Extract the full listing verbatim and drop any pictures from your copy.

[Stored data]
— begin —

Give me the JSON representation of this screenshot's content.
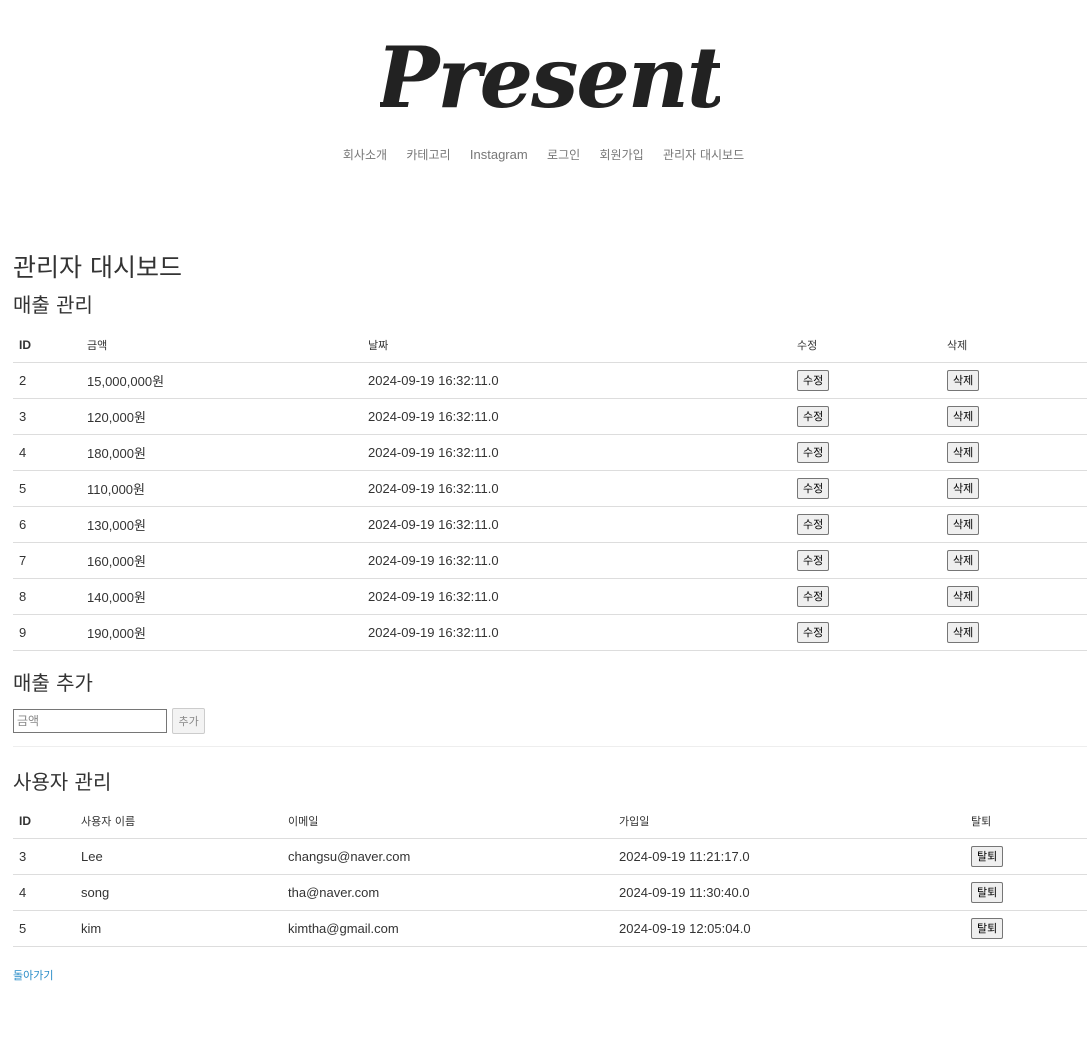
{
  "brand": {
    "logo_text": "Present"
  },
  "nav": {
    "items": [
      {
        "label": "회사소개"
      },
      {
        "label": "카테고리"
      },
      {
        "label": "Instagram"
      },
      {
        "label": "로그인"
      },
      {
        "label": "회원가입"
      },
      {
        "label": "관리자 대시보드"
      }
    ]
  },
  "page": {
    "title": "관리자 대시보드"
  },
  "sales": {
    "heading": "매출 관리",
    "columns": {
      "id": "ID",
      "amount": "금액",
      "date": "날짜",
      "edit": "수정",
      "delete": "삭제"
    },
    "edit_label": "수정",
    "delete_label": "삭제",
    "rows": [
      {
        "id": "2",
        "amount": "15,000,000원",
        "date": "2024-09-19 16:32:11.0"
      },
      {
        "id": "3",
        "amount": "120,000원",
        "date": "2024-09-19 16:32:11.0"
      },
      {
        "id": "4",
        "amount": "180,000원",
        "date": "2024-09-19 16:32:11.0"
      },
      {
        "id": "5",
        "amount": "110,000원",
        "date": "2024-09-19 16:32:11.0"
      },
      {
        "id": "6",
        "amount": "130,000원",
        "date": "2024-09-19 16:32:11.0"
      },
      {
        "id": "7",
        "amount": "160,000원",
        "date": "2024-09-19 16:32:11.0"
      },
      {
        "id": "8",
        "amount": "140,000원",
        "date": "2024-09-19 16:32:11.0"
      },
      {
        "id": "9",
        "amount": "190,000원",
        "date": "2024-09-19 16:32:11.0"
      }
    ]
  },
  "add_sales": {
    "heading": "매출 추가",
    "amount_placeholder": "금액",
    "amount_value": "",
    "add_label": "추가"
  },
  "users": {
    "heading": "사용자 관리",
    "columns": {
      "id": "ID",
      "name": "사용자 이름",
      "email": "이메일",
      "joined": "가입일",
      "withdraw": "탈퇴"
    },
    "withdraw_label": "탈퇴",
    "rows": [
      {
        "id": "3",
        "name": "Lee",
        "email": "changsu@naver.com",
        "joined": "2024-09-19 11:21:17.0"
      },
      {
        "id": "4",
        "name": "song",
        "email": "tha@naver.com",
        "joined": "2024-09-19 11:30:40.0"
      },
      {
        "id": "5",
        "name": "kim",
        "email": "kimtha@gmail.com",
        "joined": "2024-09-19 12:05:04.0"
      }
    ]
  },
  "footer": {
    "back_label": "돌아가기"
  },
  "colors": {
    "link": "#2a8dc8",
    "nav_text": "#777777",
    "row_border": "#dddddd"
  }
}
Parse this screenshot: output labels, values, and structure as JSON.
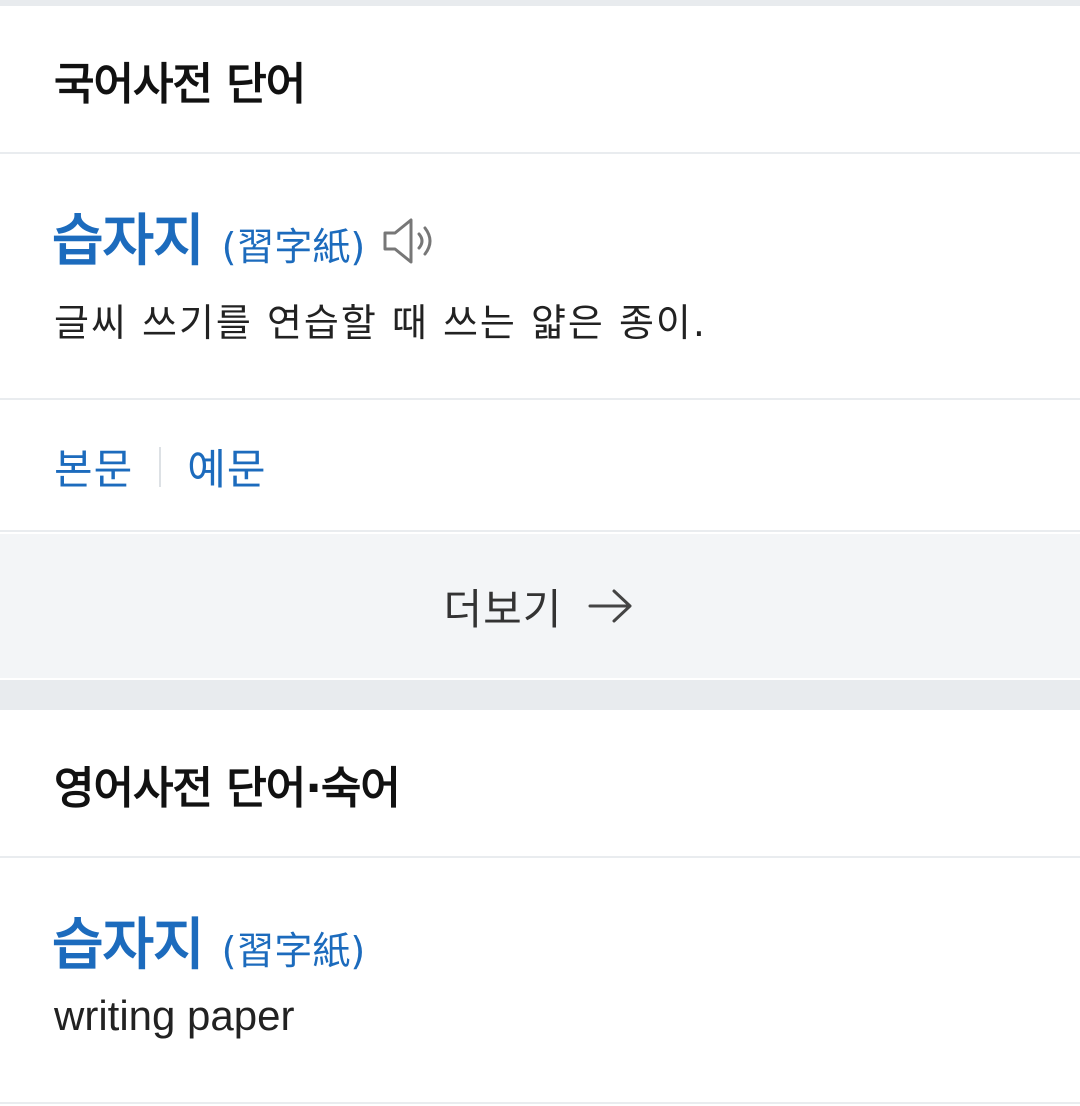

— end —

WRITTEN ANSWER:
Give me the JSON representation of this screenshot's content.
{
  "brand": {
    "logo_text": "Present"
  },
  "nav": {
    "items": [
      {
        "label": "회사소개"
      },
      {
        "label": "카테고리"
      },
      {
        "label": "Instagram"
      },
      {
        "label": "로그인"
      },
      {
        "label": "회원가입"
      },
      {
        "label": "관리자 대시보드"
      }
    ]
  },
  "page": {
    "title": "관리자 대시보드"
  },
  "sales": {
    "heading": "매출 관리",
    "columns": {
      "id": "ID",
      "amount": "금액",
      "date": "날짜",
      "edit": "수정",
      "delete": "삭제"
    },
    "edit_label": "수정",
    "delete_label": "삭제",
    "rows": [
      {
        "id": "2",
        "amount": "15,000,000원",
        "date": "2024-09-19 16:32:11.0"
      },
      {
        "id": "3",
        "amount": "120,000원",
        "date": "2024-09-19 16:32:11.0"
      },
      {
        "id": "4",
        "amount": "180,000원",
        "date": "2024-09-19 16:32:11.0"
      },
      {
        "id": "5",
        "amount": "110,000원",
        "date": "2024-09-19 16:32:11.0"
      },
      {
        "id": "6",
        "amount": "130,000원",
        "date": "2024-09-19 16:32:11.0"
      },
      {
        "id": "7",
        "amount": "160,000원",
        "date": "2024-09-19 16:32:11.0"
      },
      {
        "id": "8",
        "amount": "140,000원",
        "date": "2024-09-19 16:32:11.0"
      },
      {
        "id": "9",
        "amount": "190,000원",
        "date": "2024-09-19 16:32:11.0"
      }
    ]
  },
  "add_sales": {
    "heading": "매출 추가",
    "amount_placeholder": "금액",
    "amount_value": "",
    "add_label": "추가"
  },
  "users": {
    "heading": "사용자 관리",
    "columns": {
      "id": "ID",
      "name": "사용자 이름",
      "email": "이메일",
      "joined": "가입일",
      "withdraw": "탈퇴"
    },
    "withdraw_label": "탈퇴",
    "rows": [
      {
        "id": "3",
        "name": "Lee",
        "email": "changsu@naver.com",
        "joined": "2024-09-19 11:21:17.0"
      },
      {
        "id": "4",
        "name": "song",
        "email": "tha@naver.com",
        "joined": "2024-09-19 11:30:40.0"
      },
      {
        "id": "5",
        "name": "kim",
        "email": "kimtha@gmail.com",
        "joined": "2024-09-19 12:05:04.0"
      }
    ]
  },
  "footer": {
    "back_label": "돌아가기"
  },
  "colors": {
    "link": "#2a8dc8",
    "nav_text": "#777777",
    "row_border": "#dddddd"
  }
}
Parse this screenshot: output labels, values, and structure as JSON.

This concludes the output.